§ GIVEN INFORMATION:
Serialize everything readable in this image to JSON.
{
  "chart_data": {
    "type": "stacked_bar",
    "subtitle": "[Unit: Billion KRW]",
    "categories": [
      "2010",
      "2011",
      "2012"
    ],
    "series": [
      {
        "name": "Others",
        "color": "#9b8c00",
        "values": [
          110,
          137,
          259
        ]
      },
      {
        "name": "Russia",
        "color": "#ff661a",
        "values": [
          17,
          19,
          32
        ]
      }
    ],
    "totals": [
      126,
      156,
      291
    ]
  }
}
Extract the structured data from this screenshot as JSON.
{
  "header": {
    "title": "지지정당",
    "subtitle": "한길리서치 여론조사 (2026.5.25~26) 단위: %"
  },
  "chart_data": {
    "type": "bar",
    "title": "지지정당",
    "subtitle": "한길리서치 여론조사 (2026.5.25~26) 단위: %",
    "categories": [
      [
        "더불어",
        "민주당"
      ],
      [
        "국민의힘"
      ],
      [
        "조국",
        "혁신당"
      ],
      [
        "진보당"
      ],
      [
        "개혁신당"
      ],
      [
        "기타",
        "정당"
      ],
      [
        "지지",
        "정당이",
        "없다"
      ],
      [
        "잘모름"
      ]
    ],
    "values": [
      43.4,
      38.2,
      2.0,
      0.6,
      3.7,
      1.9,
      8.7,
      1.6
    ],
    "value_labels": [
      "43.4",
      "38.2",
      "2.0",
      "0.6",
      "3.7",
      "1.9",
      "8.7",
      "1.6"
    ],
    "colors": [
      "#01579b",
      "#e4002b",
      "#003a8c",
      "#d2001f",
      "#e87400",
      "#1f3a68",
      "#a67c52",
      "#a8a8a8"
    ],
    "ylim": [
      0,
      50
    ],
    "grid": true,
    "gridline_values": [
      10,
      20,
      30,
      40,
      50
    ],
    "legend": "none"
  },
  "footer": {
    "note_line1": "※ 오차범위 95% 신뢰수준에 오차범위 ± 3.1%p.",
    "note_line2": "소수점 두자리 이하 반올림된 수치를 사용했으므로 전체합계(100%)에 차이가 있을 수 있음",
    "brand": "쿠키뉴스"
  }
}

§ EXERCISE DESCRIPTION: Search the lines above for the string "subtitle" and copy each line that has it.

§ RESULT OF THIS TASK:
    "subtitle": "[Unit: Billion KRW]",
    "subtitle": "한길리서치 여론조사 (2026.5.25~26) 단위: %"
    "subtitle": "한길리서치 여론조사 (2026.5.25~26) 단위: %",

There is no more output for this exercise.